--- Begin DATA SUPPLIED ---

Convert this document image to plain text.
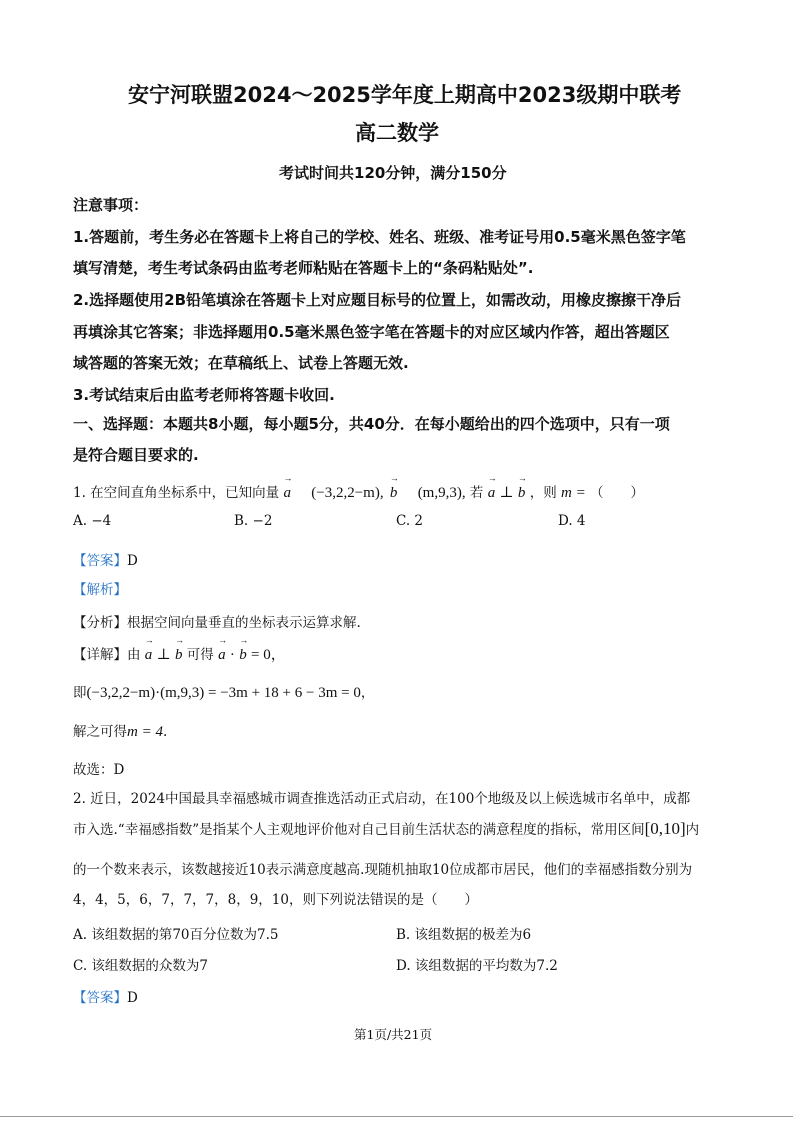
安宁河联盟2024～2025学年度上期高中2023级期中联考
高二数学
考试时间共120分钟，满分150分
注意事项：
1.答题前，考生务必在答题卡上将自己的学校、姓名、班级、准考证号用0.5毫米黑色签字笔
填写清楚，考生考试条码由监考老师粘贴在答题卡上的“条码粘贴处”.
2.选择题使用2B铅笔填涂在答题卡上对应题目标号的位置上，如需改动，用橡皮擦擦干净后
再填涂其它答案；非选择题用0.5毫米黑色签字笔在答题卡的对应区域内作答，超出答题区
域答题的答案无效；在草稿纸上、试卷上答题无效.
3.考试结束后由监考老师将答题卡收回.
一、选择题：本题共8小题，每小题5分，共40分．在每小题给出的四个选项中，只有一项
是符合题目要求的.
1. 在空间直角坐标系中，已知向量 → a (−3,2,2−m), → b (m,9,3), 若 → a ⊥ → b ，则 m = （　　）
A. −4	B. −2	C. 2	D. 4
【答案】D
【解析】
【分析】根据空间向量垂直的坐标表示运算求解.
【详解】由 → a ⊥ → b 可得 → a · → b = 0，
即(−3,2,2−m)·(m,9,3) = −3m + 18 + 6 − 3m = 0，
解之可得m = 4.
故选：D
2. 近日，2024中国最具幸福感城市调查推选活动正式启动，在100个地级及以上候选城市名单中，成都
市入选.“幸福感指数”是指某个人主观地评价他对自己目前生活状态的满意程度的指标，常用区间[0,10]内
的一个数来表示，该数越接近10表示满意度越高.现随机抽取10位成都市居民，他们的幸福感指数分别为
4，4，5，6，7，7，7，8，9，10，则下列说法错误的是（　　）
A. 该组数据的第70百分位数为7.5	B. 该组数据的极差为6
C. 该组数据的众数为7	D. 该组数据的平均数为7.2
【答案】D
第1页/共21页
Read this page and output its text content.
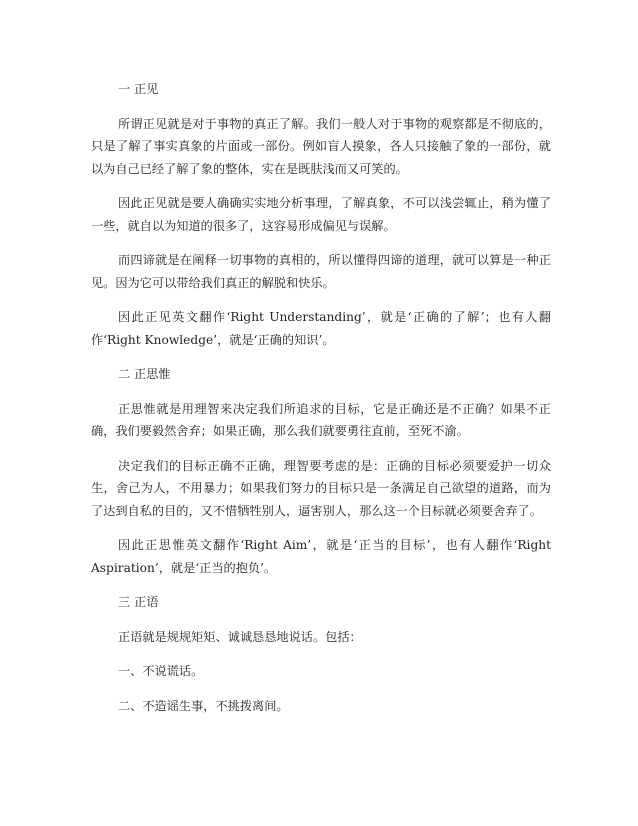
一 正见

所谓正见就是对于事物的真正了解。我们一般人对于事物的观察都是不彻底的，只是了解了事实真象的片面或一部份。例如盲人摸象，各人只接触了象的一部份，就以为自己已经了解了象的整体，实在是既肤浅而又可笑的。

因此正见就是要人确确实实地分析事理，了解真象，不可以浅尝辄止，稍为懂了一些，就自以为知道的很多了，这容易形成偏见与误解。

而四谛就是在阐释一切事物的真相的，所以懂得四谛的道理，就可以算是一种正见。因为它可以带给我们真正的解脱和快乐。

因此正见英文翻作‘Right Understanding’，就是‘正确的了解’；也有人翻作‘Right Knowledge’，就是‘正确的知识’。

二 正思惟

正思惟就是用理智来决定我们所追求的目标，它是正确还是不正确？如果不正确，我们要毅然舍弃；如果正确，那么我们就要勇往直前，至死不渝。

决定我们的目标正确不正确，理智要考虑的是：正确的目标必须要爱护一切众生，舍己为人，不用暴力；如果我们努力的目标只是一条满足自己欲望的道路，而为了达到自私的目的，又不惜牺牲别人，逼害别人，那么这一个目标就必须要舍弃了。

因此正思惟英文翻作‘Right Aim’，就是‘正当的目标’，也有人翻作‘Right Aspiration’，就是‘正当的抱负’。

三 正语

正语就是规规矩矩、诚诚恳恳地说话。包括：

一、不说谎话。

二、不造谣生事，不挑拨离间。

--- End DATA SUPPLIED ---

INSTRUCTIONS FOR THE TASK –
The data should be printed again unchanged; leave its pictures out.

CORRECT ANSWER –
Convert this document image to plain text.
安宁河联盟2024～2025学年度上期高中2023级期中联考
高二数学
考试时间共120分钟，满分150分
注意事项：
1.答题前，考生务必在答题卡上将自己的学校、姓名、班级、准考证号用0.5毫米黑色签字笔
填写清楚，考生考试条码由监考老师粘贴在答题卡上的“条码粘贴处”.
2.选择题使用2B铅笔填涂在答题卡上对应题目标号的位置上，如需改动，用橡皮擦擦干净后
再填涂其它答案；非选择题用0.5毫米黑色签字笔在答题卡的对应区域内作答，超出答题区
域答题的答案无效；在草稿纸上、试卷上答题无效.
3.考试结束后由监考老师将答题卡收回.
一、选择题：本题共8小题，每小题5分，共40分．在每小题给出的四个选项中，只有一项
是符合题目要求的.
1. 在空间直角坐标系中，已知向量 → a (−3,2,2−m), → b (m,9,3), 若 → a ⊥ → b ，则 m = （　　）
A. −4	B. −2	C. 2	D. 4
【答案】D
【解析】
【分析】根据空间向量垂直的坐标表示运算求解.
【详解】由 → a ⊥ → b 可得 → a · → b = 0，
即(−3,2,2−m)·(m,9,3) = −3m + 18 + 6 − 3m = 0，
解之可得m = 4.
故选：D
2. 近日，2024中国最具幸福感城市调查推选活动正式启动，在100个地级及以上候选城市名单中，成都
市入选.“幸福感指数”是指某个人主观地评价他对自己目前生活状态的满意程度的指标，常用区间[0,10]内
的一个数来表示，该数越接近10表示满意度越高.现随机抽取10位成都市居民，他们的幸福感指数分别为
4，4，5，6，7，7，7，8，9，10，则下列说法错误的是（　　）
A. 该组数据的第70百分位数为7.5	B. 该组数据的极差为6
C. 该组数据的众数为7	D. 该组数据的平均数为7.2
【答案】D
第1页/共21页
Read this page and output its text content.
一 正见

所谓正见就是对于事物的真正了解。我们一般人对于事物的观察都是不彻底的，只是了解了事实真象的片面或一部份。例如盲人摸象，各人只接触了象的一部份，就以为自己已经了解了象的整体，实在是既肤浅而又可笑的。

因此正见就是要人确确实实地分析事理，了解真象，不可以浅尝辄止，稍为懂了一些，就自以为知道的很多了，这容易形成偏见与误解。

而四谛就是在阐释一切事物的真相的，所以懂得四谛的道理，就可以算是一种正见。因为它可以带给我们真正的解脱和快乐。

因此正见英文翻作‘Right Understanding’，就是‘正确的了解’；也有人翻作‘Right Knowledge’，就是‘正确的知识’。

二 正思惟

正思惟就是用理智来决定我们所追求的目标，它是正确还是不正确？如果不正确，我们要毅然舍弃；如果正确，那么我们就要勇往直前，至死不渝。

决定我们的目标正确不正确，理智要考虑的是：正确的目标必须要爱护一切众生，舍己为人，不用暴力；如果我们努力的目标只是一条满足自己欲望的道路，而为了达到自私的目的，又不惜牺牲别人，逼害别人，那么这一个目标就必须要舍弃了。

因此正思惟英文翻作‘Right Aim’，就是‘正当的目标’，也有人翻作‘Right Aspiration’，就是‘正当的抱负’。

三 正语

正语就是规规矩矩、诚诚恳恳地说话。包括：

一、不说谎话。

二、不造谣生事，不挑拨离间。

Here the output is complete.